Write out each line beneath this one exactly as it reads.

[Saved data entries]
※

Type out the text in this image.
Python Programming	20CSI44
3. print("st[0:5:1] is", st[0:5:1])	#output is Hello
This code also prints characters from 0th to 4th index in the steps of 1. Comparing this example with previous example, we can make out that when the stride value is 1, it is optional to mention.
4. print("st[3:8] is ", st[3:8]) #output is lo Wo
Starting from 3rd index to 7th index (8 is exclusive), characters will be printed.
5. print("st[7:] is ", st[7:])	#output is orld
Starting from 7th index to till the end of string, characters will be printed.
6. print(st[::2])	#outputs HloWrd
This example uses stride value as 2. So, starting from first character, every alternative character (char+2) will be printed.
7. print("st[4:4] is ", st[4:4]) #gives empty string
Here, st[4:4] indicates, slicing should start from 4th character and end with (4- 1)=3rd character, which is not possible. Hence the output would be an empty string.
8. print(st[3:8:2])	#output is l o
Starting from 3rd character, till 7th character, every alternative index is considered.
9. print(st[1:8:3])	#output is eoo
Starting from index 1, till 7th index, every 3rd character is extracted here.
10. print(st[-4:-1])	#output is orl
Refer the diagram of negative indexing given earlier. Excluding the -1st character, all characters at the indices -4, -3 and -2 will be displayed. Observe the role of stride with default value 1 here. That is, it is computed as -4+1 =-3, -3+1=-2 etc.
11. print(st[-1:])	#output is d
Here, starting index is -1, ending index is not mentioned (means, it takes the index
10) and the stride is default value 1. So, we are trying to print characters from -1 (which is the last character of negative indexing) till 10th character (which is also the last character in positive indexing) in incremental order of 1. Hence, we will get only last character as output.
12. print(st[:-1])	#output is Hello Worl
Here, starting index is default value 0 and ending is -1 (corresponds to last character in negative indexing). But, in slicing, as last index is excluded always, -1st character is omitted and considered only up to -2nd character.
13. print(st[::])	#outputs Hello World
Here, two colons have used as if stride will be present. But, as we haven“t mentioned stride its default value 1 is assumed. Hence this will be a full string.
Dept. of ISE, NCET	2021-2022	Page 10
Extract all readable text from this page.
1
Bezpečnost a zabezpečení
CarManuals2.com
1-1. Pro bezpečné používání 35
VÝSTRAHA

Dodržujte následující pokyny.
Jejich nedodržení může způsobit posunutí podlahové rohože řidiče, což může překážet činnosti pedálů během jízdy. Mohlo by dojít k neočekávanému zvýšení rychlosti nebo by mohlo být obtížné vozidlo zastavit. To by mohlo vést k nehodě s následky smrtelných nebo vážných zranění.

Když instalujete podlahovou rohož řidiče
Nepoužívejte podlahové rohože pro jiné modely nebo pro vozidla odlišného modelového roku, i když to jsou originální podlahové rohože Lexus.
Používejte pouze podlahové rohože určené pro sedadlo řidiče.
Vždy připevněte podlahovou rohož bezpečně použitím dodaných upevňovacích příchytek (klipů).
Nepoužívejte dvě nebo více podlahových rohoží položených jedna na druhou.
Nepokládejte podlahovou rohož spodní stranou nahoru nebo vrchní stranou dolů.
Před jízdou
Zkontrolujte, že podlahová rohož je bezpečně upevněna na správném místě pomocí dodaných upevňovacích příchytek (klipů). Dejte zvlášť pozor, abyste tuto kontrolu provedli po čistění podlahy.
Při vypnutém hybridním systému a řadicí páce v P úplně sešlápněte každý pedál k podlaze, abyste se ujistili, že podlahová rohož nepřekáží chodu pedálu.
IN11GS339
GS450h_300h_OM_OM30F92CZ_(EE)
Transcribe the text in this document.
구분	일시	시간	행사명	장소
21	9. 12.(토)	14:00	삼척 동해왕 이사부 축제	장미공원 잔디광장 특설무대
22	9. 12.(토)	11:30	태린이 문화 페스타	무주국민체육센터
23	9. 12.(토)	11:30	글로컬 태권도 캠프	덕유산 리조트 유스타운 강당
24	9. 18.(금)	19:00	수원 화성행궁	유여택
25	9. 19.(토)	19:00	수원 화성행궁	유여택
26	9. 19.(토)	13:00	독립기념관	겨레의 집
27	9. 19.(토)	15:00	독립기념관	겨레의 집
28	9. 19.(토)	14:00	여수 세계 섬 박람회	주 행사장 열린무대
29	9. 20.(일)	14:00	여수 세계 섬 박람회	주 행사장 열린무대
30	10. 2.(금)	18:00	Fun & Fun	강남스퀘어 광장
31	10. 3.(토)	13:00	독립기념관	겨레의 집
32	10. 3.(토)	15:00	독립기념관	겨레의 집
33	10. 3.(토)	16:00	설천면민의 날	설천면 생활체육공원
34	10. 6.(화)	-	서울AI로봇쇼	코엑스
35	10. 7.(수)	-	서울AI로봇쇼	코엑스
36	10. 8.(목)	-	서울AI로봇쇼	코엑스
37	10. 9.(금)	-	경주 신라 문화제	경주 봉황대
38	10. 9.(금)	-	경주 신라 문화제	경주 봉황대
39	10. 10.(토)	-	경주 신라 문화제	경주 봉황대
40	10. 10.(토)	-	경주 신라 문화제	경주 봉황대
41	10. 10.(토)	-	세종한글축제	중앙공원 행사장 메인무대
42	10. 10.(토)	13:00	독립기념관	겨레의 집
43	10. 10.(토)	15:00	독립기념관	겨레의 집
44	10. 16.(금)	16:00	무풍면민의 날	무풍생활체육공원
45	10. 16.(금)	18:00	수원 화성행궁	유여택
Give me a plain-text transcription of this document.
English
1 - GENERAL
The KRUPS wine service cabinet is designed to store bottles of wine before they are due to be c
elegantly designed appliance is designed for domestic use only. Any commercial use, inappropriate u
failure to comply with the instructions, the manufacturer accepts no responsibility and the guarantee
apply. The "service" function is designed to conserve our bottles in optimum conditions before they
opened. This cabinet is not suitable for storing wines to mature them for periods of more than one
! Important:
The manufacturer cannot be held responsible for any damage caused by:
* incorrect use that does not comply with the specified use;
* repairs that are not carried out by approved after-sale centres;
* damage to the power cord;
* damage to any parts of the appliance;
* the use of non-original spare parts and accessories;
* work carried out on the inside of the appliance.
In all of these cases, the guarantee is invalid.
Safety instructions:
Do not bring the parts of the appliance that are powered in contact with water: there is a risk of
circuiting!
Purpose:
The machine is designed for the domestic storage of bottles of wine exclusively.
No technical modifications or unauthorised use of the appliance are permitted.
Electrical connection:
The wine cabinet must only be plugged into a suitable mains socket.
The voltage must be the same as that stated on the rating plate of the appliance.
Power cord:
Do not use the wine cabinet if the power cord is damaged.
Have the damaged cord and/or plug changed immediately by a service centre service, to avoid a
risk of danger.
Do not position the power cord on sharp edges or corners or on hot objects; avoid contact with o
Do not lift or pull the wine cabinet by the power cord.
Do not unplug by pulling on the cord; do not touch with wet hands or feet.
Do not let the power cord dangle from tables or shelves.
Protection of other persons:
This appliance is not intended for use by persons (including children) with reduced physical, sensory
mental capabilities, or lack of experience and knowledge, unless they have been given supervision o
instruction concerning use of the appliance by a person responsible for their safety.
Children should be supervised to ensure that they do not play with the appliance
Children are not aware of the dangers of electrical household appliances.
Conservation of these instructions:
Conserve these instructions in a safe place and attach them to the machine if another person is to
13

※

- **Final answer**
Type out the text in this image.
Python Programming	20CSI44
3. print("st[0:5:1] is", st[0:5:1])	#output is Hello
This code also prints characters from 0th to 4th index in the steps of 1. Comparing this example with previous example, we can make out that when the stride value is 1, it is optional to mention.
4. print("st[3:8] is ", st[3:8]) #output is lo Wo
Starting from 3rd index to 7th index (8 is exclusive), characters will be printed.
5. print("st[7:] is ", st[7:])	#output is orld
Starting from 7th index to till the end of string, characters will be printed.
6. print(st[::2])	#outputs HloWrd
This example uses stride value as 2. So, starting from first character, every alternative character (char+2) will be printed.
7. print("st[4:4] is ", st[4:4]) #gives empty string
Here, st[4:4] indicates, slicing should start from 4th character and end with (4- 1)=3rd character, which is not possible. Hence the output would be an empty string.
8. print(st[3:8:2])	#output is l o
Starting from 3rd character, till 7th character, every alternative index is considered.
9. print(st[1:8:3])	#output is eoo
Starting from index 1, till 7th index, every 3rd character is extracted here.
10. print(st[-4:-1])	#output is orl
Refer the diagram of negative indexing given earlier. Excluding the -1st character, all characters at the indices -4, -3 and -2 will be displayed. Observe the role of stride with default value 1 here. That is, it is computed as -4+1 =-3, -3+1=-2 etc.
11. print(st[-1:])	#output is d
Here, starting index is -1, ending index is not mentioned (means, it takes the index
10) and the stride is default value 1. So, we are trying to print characters from -1 (which is the last character of negative indexing) till 10th character (which is also the last character in positive indexing) in incremental order of 1. Hence, we will get only last character as output.
12. print(st[:-1])	#output is Hello Worl
Here, starting index is default value 0 and ending is -1 (corresponds to last character in negative indexing). But, in slicing, as last index is excluded always, -1st character is omitted and considered only up to -2nd character.
13. print(st[::])	#outputs Hello World
Here, two colons have used as if stride will be present. But, as we haven“t mentioned stride its default value 1 is assumed. Hence this will be a full string.
Dept. of ISE, NCET	2021-2022	Page 10
Extract all readable text from this page.
1
Bezpečnost a zabezpečení
CarManuals2.com
1-1. Pro bezpečné používání 35
VÝSTRAHA

Dodržujte následující pokyny.
Jejich nedodržení může způsobit posunutí podlahové rohože řidiče, což může překážet činnosti pedálů během jízdy. Mohlo by dojít k neočekávanému zvýšení rychlosti nebo by mohlo být obtížné vozidlo zastavit. To by mohlo vést k nehodě s následky smrtelných nebo vážných zranění.

Když instalujete podlahovou rohož řidiče
Nepoužívejte podlahové rohože pro jiné modely nebo pro vozidla odlišného modelového roku, i když to jsou originální podlahové rohože Lexus.
Používejte pouze podlahové rohože určené pro sedadlo řidiče.
Vždy připevněte podlahovou rohož bezpečně použitím dodaných upevňovacích příchytek (klipů).
Nepoužívejte dvě nebo více podlahových rohoží položených jedna na druhou.
Nepokládejte podlahovou rohož spodní stranou nahoru nebo vrchní stranou dolů.
Před jízdou
Zkontrolujte, že podlahová rohož je bezpečně upevněna na správném místě pomocí dodaných upevňovacích příchytek (klipů). Dejte zvlášť pozor, abyste tuto kontrolu provedli po čistění podlahy.
Při vypnutém hybridním systému a řadicí páce v P úplně sešlápněte každý pedál k podlaze, abyste se ujistili, že podlahová rohož nepřekáží chodu pedálu.
IN11GS339
GS450h_300h_OM_OM30F92CZ_(EE)
Transcribe the text in this document.
구분	일시	시간	행사명	장소
21	9. 12.(토)	14:00	삼척 동해왕 이사부 축제	장미공원 잔디광장 특설무대
22	9. 12.(토)	11:30	태린이 문화 페스타	무주국민체육센터
23	9. 12.(토)	11:30	글로컬 태권도 캠프	덕유산 리조트 유스타운 강당
24	9. 18.(금)	19:00	수원 화성행궁	유여택
25	9. 19.(토)	19:00	수원 화성행궁	유여택
26	9. 19.(토)	13:00	독립기념관	겨레의 집
27	9. 19.(토)	15:00	독립기념관	겨레의 집
28	9. 19.(토)	14:00	여수 세계 섬 박람회	주 행사장 열린무대
29	9. 20.(일)	14:00	여수 세계 섬 박람회	주 행사장 열린무대
30	10. 2.(금)	18:00	Fun & Fun	강남스퀘어 광장
31	10. 3.(토)	13:00	독립기념관	겨레의 집
32	10. 3.(토)	15:00	독립기념관	겨레의 집
33	10. 3.(토)	16:00	설천면민의 날	설천면 생활체육공원
34	10. 6.(화)	-	서울AI로봇쇼	코엑스
35	10. 7.(수)	-	서울AI로봇쇼	코엑스
36	10. 8.(목)	-	서울AI로봇쇼	코엑스
37	10. 9.(금)	-	경주 신라 문화제	경주 봉황대
38	10. 9.(금)	-	경주 신라 문화제	경주 봉황대
39	10. 10.(토)	-	경주 신라 문화제	경주 봉황대
40	10. 10.(토)	-	경주 신라 문화제	경주 봉황대
41	10. 10.(토)	-	세종한글축제	중앙공원 행사장 메인무대
42	10. 10.(토)	13:00	독립기념관	겨레의 집
43	10. 10.(토)	15:00	독립기념관	겨레의 집
44	10. 16.(금)	16:00	무풍면민의 날	무풍생활체육공원
45	10. 16.(금)	18:00	수원 화성행궁	유여택
Give me a plain-text transcription of this document.
English
1 - GENERAL
The KRUPS wine service cabinet is designed to store bottles of wine before they are due to be c
elegantly designed appliance is designed for domestic use only. Any commercial use, inappropriate u
failure to comply with the instructions, the manufacturer accepts no responsibility and the guarantee
apply. The "service" function is designed to conserve our bottles in optimum conditions before they
opened. This cabinet is not suitable for storing wines to mature them for periods of more than one
! Important:
The manufacturer cannot be held responsible for any damage caused by:
* incorrect use that does not comply with the specified use;
* repairs that are not carried out by approved after-sale centres;
* damage to the power cord;
* damage to any parts of the appliance;
* the use of non-original spare parts and accessories;
* work carried out on the inside of the appliance.
In all of these cases, the guarantee is invalid.
Safety instructions:
Do not bring the parts of the appliance that are powered in contact with water: there is a risk of
circuiting!
Purpose:
The machine is designed for the domestic storage of bottles of wine exclusively.
No technical modifications or unauthorised use of the appliance are permitted.
Electrical connection:
The wine cabinet must only be plugged into a suitable mains socket.
The voltage must be the same as that stated on the rating plate of the appliance.
Power cord:
Do not use the wine cabinet if the power cord is damaged.
Have the damaged cord and/or plug changed immediately by a service centre service, to avoid a
risk of danger.
Do not position the power cord on sharp edges or corners or on hot objects; avoid contact with o
Do not lift or pull the wine cabinet by the power cord.
Do not unplug by pulling on the cord; do not touch with wet hands or feet.
Do not let the power cord dangle from tables or shelves.
Protection of other persons:
This appliance is not intended for use by persons (including children) with reduced physical, sensory
mental capabilities, or lack of experience and knowledge, unless they have been given supervision o
instruction concerning use of the appliance by a person responsible for their safety.
Children should be supervised to ensure that they do not play with the appliance
Children are not aware of the dangers of electrical household appliances.
Conservation of these instructions:
Conserve these instructions in a safe place and attach them to the machine if another person is to
13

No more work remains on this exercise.